### DATA FOR THE TASK ###

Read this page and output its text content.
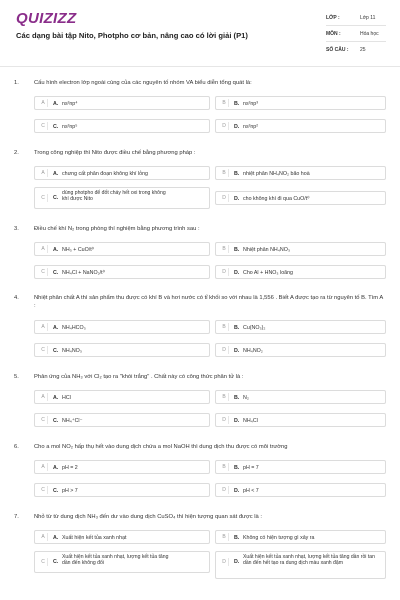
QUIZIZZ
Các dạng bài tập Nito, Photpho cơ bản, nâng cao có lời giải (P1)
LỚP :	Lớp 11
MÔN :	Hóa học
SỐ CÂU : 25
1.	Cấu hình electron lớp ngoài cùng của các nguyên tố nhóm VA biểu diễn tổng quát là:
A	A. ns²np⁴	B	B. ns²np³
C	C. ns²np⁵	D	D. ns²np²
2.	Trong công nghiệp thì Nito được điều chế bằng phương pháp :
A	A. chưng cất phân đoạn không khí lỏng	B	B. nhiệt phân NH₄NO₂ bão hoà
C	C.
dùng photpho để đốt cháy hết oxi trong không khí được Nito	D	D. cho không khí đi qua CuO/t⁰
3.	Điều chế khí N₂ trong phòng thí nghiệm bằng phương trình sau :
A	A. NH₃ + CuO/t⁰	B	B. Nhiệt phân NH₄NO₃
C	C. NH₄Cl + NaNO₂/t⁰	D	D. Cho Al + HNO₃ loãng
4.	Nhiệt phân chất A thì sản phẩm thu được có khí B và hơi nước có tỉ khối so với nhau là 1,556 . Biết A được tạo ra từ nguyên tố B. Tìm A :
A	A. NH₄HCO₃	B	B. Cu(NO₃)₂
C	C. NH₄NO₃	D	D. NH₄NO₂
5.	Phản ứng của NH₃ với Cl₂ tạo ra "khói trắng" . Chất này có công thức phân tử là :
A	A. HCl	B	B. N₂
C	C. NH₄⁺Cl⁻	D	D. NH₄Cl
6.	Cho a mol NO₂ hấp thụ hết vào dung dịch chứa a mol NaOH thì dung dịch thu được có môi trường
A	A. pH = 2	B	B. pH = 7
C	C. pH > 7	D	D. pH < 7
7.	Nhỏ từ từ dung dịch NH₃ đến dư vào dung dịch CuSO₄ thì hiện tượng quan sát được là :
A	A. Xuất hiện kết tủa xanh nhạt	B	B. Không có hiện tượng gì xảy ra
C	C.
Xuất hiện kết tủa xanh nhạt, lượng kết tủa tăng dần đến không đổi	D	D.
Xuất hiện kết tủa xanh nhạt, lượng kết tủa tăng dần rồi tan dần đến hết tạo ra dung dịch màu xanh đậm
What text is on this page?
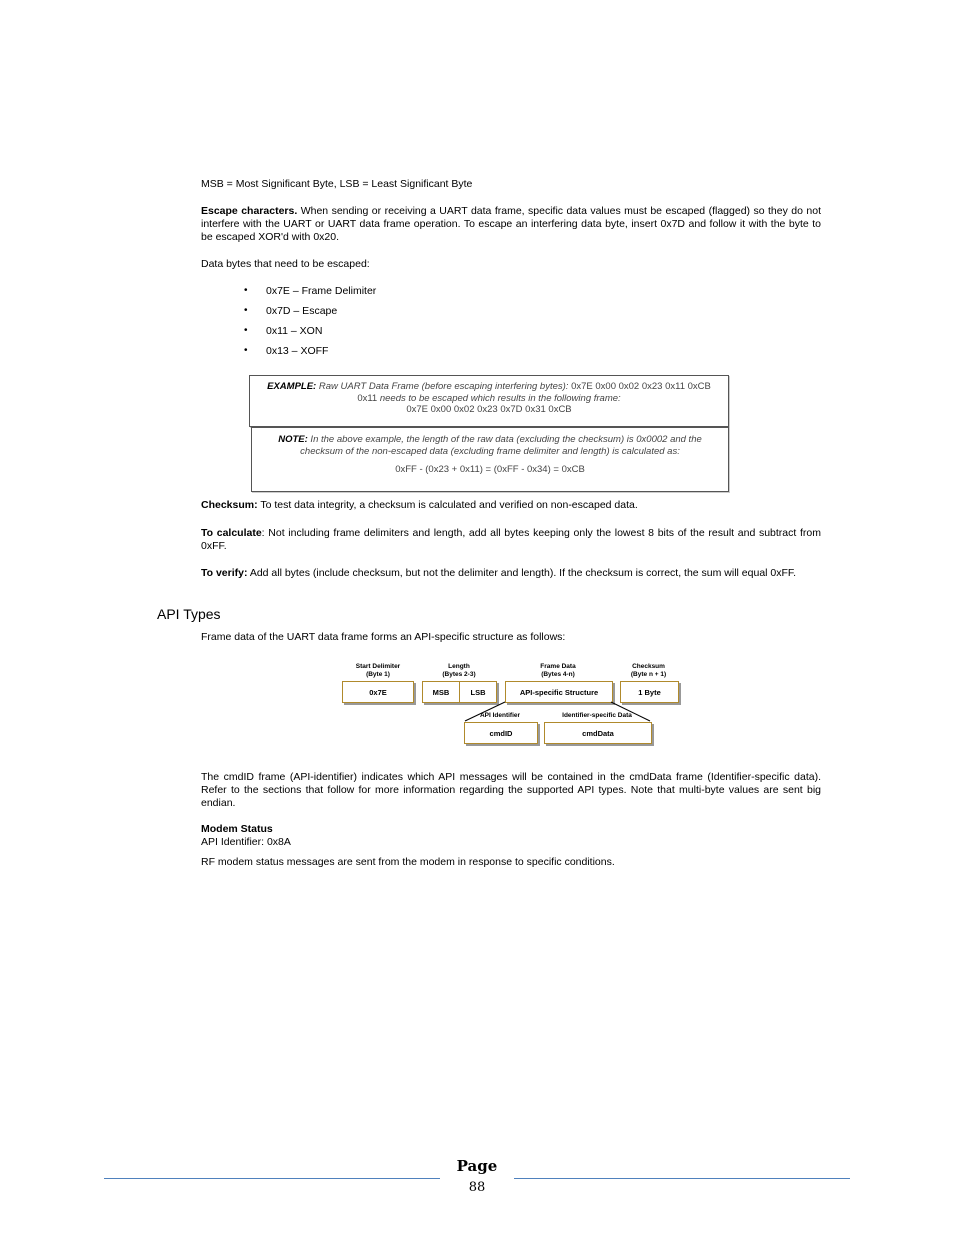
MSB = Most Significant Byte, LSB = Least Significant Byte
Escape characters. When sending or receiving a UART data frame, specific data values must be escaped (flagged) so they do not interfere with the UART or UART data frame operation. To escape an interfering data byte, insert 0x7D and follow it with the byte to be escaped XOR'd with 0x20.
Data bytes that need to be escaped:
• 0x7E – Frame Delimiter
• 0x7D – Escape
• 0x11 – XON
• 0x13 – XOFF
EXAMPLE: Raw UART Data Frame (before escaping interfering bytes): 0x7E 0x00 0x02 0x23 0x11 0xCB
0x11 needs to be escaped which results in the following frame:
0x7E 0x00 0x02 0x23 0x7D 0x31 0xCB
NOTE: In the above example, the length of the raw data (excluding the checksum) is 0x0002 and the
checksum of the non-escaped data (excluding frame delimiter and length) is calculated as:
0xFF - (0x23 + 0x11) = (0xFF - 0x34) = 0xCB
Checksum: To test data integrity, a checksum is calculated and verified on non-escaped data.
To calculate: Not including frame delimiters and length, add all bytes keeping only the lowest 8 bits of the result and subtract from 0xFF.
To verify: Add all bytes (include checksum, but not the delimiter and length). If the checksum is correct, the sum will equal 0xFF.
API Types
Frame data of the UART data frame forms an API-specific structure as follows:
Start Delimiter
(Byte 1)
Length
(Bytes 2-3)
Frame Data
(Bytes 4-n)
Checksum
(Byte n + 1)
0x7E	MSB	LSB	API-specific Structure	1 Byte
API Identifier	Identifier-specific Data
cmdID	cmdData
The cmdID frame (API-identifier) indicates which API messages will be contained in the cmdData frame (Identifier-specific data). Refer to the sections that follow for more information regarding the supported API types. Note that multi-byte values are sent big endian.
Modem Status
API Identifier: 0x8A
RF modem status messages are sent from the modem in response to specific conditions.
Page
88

###

- STATED GOAL
Reproduce all of the material above word for word. Omit the pictures.

- RESPONSE
Read this page and output its text content.
QUIZIZZ
Các dạng bài tập Nito, Photpho cơ bản, nâng cao có lời giải (P1)
LỚP :	Lớp 11
MÔN :	Hóa học
SỐ CÂU : 25
1.	Cấu hình electron lớp ngoài cùng của các nguyên tố nhóm VA biểu diễn tổng quát là:
A	A. ns²np⁴	B	B. ns²np³
C	C. ns²np⁵	D	D. ns²np²
2.	Trong công nghiệp thì Nito được điều chế bằng phương pháp :
A	A. chưng cất phân đoạn không khí lỏng	B	B. nhiệt phân NH₄NO₂ bão hoà
C	C.
dùng photpho để đốt cháy hết oxi trong không khí được Nito	D	D. cho không khí đi qua CuO/t⁰
3.	Điều chế khí N₂ trong phòng thí nghiệm bằng phương trình sau :
A	A. NH₃ + CuO/t⁰	B	B. Nhiệt phân NH₄NO₃
C	C. NH₄Cl + NaNO₂/t⁰	D	D. Cho Al + HNO₃ loãng
4.	Nhiệt phân chất A thì sản phẩm thu được có khí B và hơi nước có tỉ khối so với nhau là 1,556 . Biết A được tạo ra từ nguyên tố B. Tìm A :
A	A. NH₄HCO₃	B	B. Cu(NO₃)₂
C	C. NH₄NO₃	D	D. NH₄NO₂
5.	Phản ứng của NH₃ với Cl₂ tạo ra "khói trắng" . Chất này có công thức phân tử là :
A	A. HCl	B	B. N₂
C	C. NH₄⁺Cl⁻	D	D. NH₄Cl
6.	Cho a mol NO₂ hấp thụ hết vào dung dịch chứa a mol NaOH thì dung dịch thu được có môi trường
A	A. pH = 2	B	B. pH = 7
C	C. pH > 7	D	D. pH < 7
7.	Nhỏ từ từ dung dịch NH₃ đến dư vào dung dịch CuSO₄ thì hiện tượng quan sát được là :
A	A. Xuất hiện kết tủa xanh nhạt	B	B. Không có hiện tượng gì xảy ra
C	C.
Xuất hiện kết tủa xanh nhạt, lượng kết tủa tăng dần đến không đổi	D	D.
Xuất hiện kết tủa xanh nhạt, lượng kết tủa tăng dần rồi tan dần đến hết tạo ra dung dịch màu xanh đậm
What text is on this page?
MSB = Most Significant Byte, LSB = Least Significant Byte
Escape characters. When sending or receiving a UART data frame, specific data values must be escaped (flagged) so they do not interfere with the UART or UART data frame operation. To escape an interfering data byte, insert 0x7D and follow it with the byte to be escaped XOR'd with 0x20.
Data bytes that need to be escaped:
• 0x7E – Frame Delimiter
• 0x7D – Escape
• 0x11 – XON
• 0x13 – XOFF
EXAMPLE: Raw UART Data Frame (before escaping interfering bytes): 0x7E 0x00 0x02 0x23 0x11 0xCB
0x11 needs to be escaped which results in the following frame:
0x7E 0x00 0x02 0x23 0x7D 0x31 0xCB
NOTE: In the above example, the length of the raw data (excluding the checksum) is 0x0002 and the
checksum of the non-escaped data (excluding frame delimiter and length) is calculated as:
0xFF - (0x23 + 0x11) = (0xFF - 0x34) = 0xCB
Checksum: To test data integrity, a checksum is calculated and verified on non-escaped data.
To calculate: Not including frame delimiters and length, add all bytes keeping only the lowest 8 bits of the result and subtract from 0xFF.
To verify: Add all bytes (include checksum, but not the delimiter and length). If the checksum is correct, the sum will equal 0xFF.
API Types
Frame data of the UART data frame forms an API-specific structure as follows:
Start Delimiter
(Byte 1)
Length
(Bytes 2-3)
Frame Data
(Bytes 4-n)
Checksum
(Byte n + 1)
0x7E	MSB	LSB	API-specific Structure	1 Byte
API Identifier	Identifier-specific Data
cmdID	cmdData
The cmdID frame (API-identifier) indicates which API messages will be contained in the cmdData frame (Identifier-specific data). Refer to the sections that follow for more information regarding the supported API types. Note that multi-byte values are sent big endian.
Modem Status
API Identifier: 0x8A
RF modem status messages are sent from the modem in response to specific conditions.
Page
88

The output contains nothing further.